» **Goal**
Scan the material below for the string "value", and copy every line where it shows up.

» **Dataset rows**

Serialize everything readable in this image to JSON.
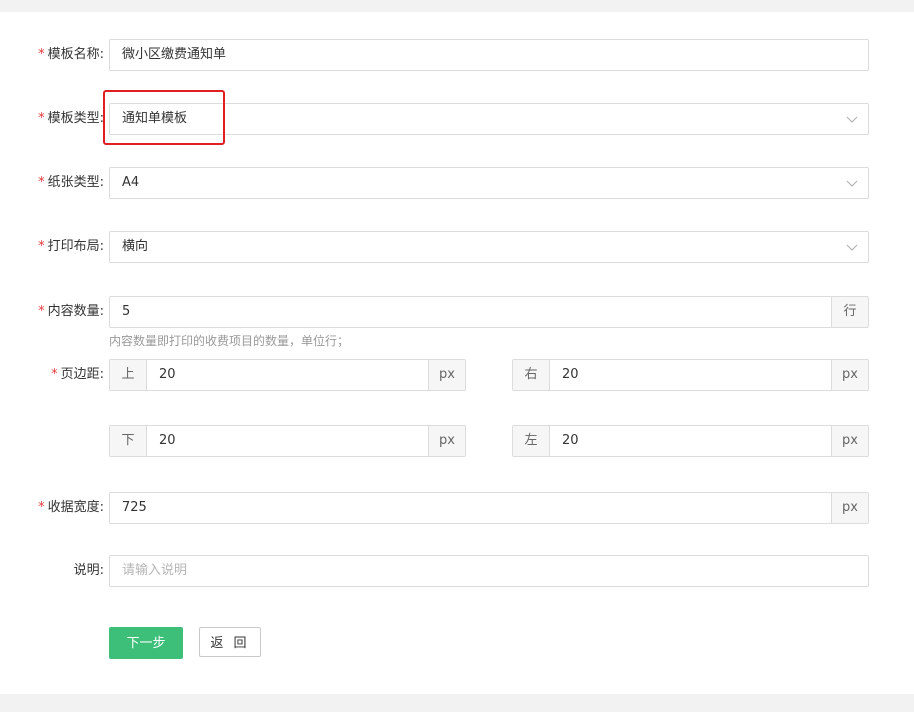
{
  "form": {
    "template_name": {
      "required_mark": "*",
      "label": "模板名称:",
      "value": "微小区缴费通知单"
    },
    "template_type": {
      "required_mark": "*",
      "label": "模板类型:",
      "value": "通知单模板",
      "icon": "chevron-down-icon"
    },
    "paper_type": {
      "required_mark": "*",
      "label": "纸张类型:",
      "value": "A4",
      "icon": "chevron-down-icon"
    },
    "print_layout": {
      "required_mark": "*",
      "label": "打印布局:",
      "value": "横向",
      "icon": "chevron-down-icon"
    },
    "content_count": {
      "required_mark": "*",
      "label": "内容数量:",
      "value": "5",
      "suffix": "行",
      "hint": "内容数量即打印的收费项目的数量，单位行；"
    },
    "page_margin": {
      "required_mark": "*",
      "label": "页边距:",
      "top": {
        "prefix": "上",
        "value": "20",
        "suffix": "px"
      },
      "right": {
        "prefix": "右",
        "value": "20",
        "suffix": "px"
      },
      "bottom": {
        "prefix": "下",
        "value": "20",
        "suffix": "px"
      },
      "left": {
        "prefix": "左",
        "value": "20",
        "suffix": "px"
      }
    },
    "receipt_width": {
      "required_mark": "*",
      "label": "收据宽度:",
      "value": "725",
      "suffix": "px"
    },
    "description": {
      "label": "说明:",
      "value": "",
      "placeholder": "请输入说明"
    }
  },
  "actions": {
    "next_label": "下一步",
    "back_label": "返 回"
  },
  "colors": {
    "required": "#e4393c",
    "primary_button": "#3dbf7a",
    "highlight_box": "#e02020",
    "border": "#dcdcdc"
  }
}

...

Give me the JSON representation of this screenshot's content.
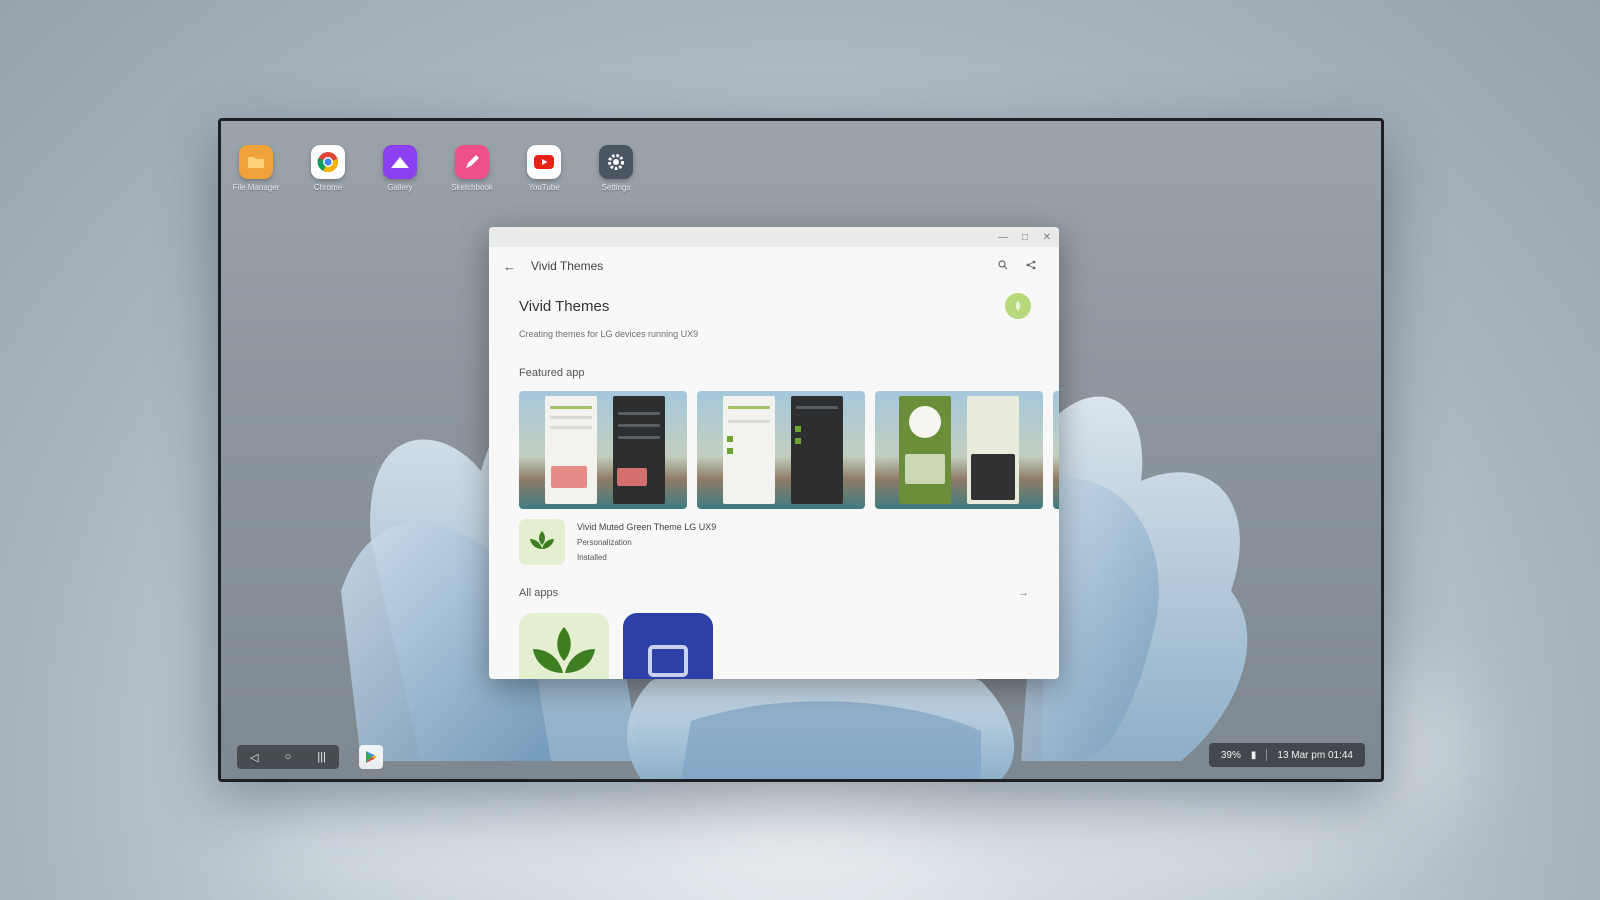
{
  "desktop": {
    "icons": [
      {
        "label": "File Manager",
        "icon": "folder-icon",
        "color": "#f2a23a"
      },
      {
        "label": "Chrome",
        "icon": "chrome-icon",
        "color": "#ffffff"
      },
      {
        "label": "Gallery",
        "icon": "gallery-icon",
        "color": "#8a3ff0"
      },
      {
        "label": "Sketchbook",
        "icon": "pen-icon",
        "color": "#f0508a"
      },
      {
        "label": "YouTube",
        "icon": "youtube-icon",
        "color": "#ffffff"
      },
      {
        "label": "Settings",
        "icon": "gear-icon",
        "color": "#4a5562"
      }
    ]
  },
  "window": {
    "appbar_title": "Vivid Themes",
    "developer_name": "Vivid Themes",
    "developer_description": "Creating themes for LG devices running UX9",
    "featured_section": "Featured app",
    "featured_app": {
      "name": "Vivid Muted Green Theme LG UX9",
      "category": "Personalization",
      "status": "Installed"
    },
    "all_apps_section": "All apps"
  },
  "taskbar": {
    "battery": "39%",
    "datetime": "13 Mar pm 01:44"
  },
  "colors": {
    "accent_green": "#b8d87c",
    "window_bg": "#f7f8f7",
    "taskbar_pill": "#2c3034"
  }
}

» **Complete output**
      "value": "微小区缴费通知单"
      "value": "通知单模板",
      "value": "A4",
      "value": "横向",
      "value": "5",
        "value": "20",
        "value": "20",
        "value": "20",
        "value": "20",
      "value": "725",
      "value": "",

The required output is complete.